PROBLEM TO SOLVE> Within the listing below, locate all lines containing the word "texto". Copy each one.

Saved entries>

= = = = = = =

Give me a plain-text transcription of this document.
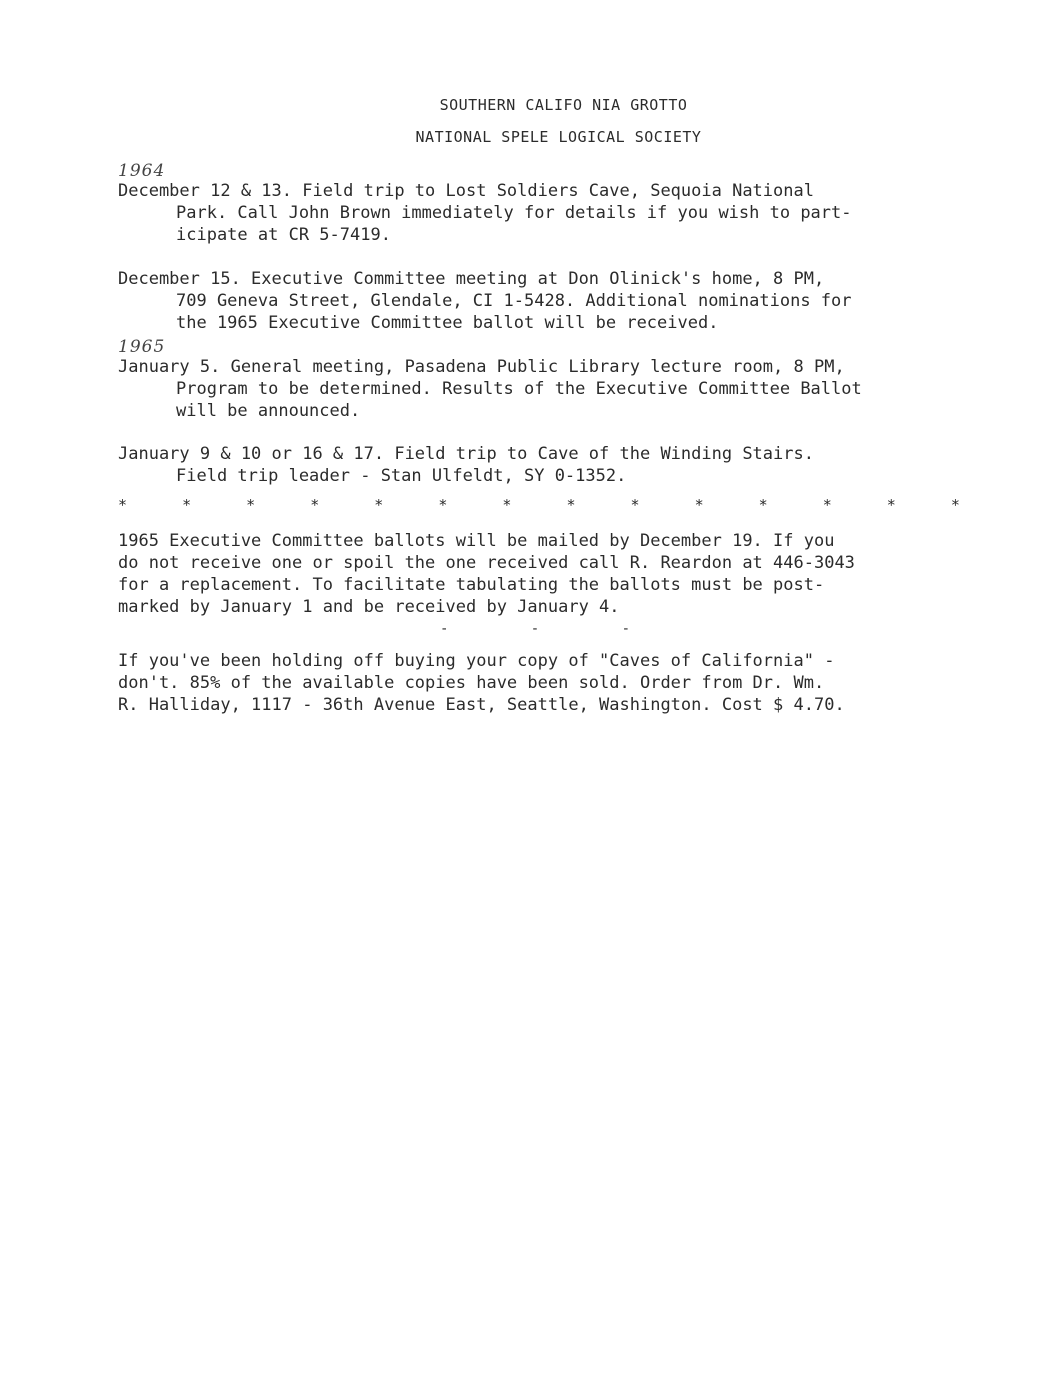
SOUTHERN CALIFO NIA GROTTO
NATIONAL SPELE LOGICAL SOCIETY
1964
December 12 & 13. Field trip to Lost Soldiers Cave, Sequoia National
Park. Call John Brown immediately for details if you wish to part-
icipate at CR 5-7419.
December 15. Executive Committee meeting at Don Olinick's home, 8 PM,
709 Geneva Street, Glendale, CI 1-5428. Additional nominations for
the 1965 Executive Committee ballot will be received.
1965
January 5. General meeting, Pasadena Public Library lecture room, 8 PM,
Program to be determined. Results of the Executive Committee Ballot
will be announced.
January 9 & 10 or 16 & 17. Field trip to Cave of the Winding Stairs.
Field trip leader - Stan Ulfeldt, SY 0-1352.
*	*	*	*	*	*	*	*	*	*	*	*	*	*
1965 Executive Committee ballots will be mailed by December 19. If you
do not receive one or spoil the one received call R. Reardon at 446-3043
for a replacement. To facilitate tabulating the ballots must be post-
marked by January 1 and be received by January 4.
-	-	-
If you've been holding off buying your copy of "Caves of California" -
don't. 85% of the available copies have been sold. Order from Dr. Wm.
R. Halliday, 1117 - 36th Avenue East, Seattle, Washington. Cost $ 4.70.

= = = = = = =

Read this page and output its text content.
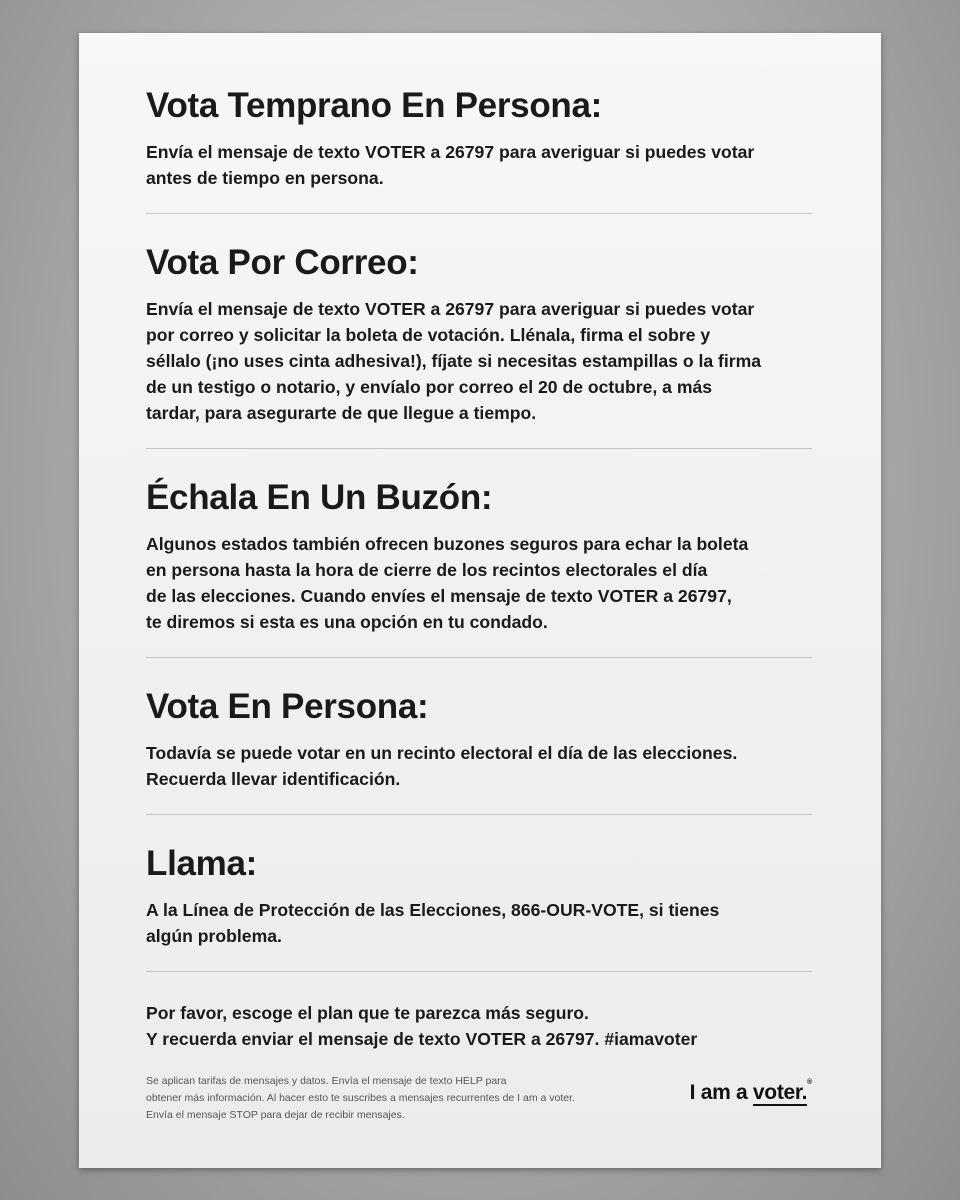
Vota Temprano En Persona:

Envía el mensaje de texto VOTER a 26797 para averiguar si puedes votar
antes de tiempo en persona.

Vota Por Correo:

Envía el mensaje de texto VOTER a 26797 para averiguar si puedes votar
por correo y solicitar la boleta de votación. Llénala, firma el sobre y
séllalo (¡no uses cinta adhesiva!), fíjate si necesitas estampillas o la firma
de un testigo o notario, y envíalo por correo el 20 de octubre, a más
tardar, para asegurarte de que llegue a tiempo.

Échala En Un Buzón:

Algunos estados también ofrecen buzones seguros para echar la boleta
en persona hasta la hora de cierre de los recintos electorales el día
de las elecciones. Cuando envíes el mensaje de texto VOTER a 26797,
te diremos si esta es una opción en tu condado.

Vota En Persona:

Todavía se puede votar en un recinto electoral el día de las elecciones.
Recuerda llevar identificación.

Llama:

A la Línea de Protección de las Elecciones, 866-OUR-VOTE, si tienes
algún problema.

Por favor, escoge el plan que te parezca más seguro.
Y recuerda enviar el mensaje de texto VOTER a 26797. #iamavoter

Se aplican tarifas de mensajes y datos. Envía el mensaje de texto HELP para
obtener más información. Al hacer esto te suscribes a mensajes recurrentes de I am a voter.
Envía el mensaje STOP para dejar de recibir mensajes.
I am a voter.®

= = = = = = =

ANSWER FOR THE TASK>
Envía el mensaje de texto VOTER a 26797 para averiguar si puedes votar
Envía el mensaje de texto VOTER a 26797 para averiguar si puedes votar
de las elecciones. Cuando envíes el mensaje de texto VOTER a 26797,
Y recuerda enviar el mensaje de texto VOTER a 26797. #iamavoter
Se aplican tarifas de mensajes y datos. Envía el mensaje de texto HELP para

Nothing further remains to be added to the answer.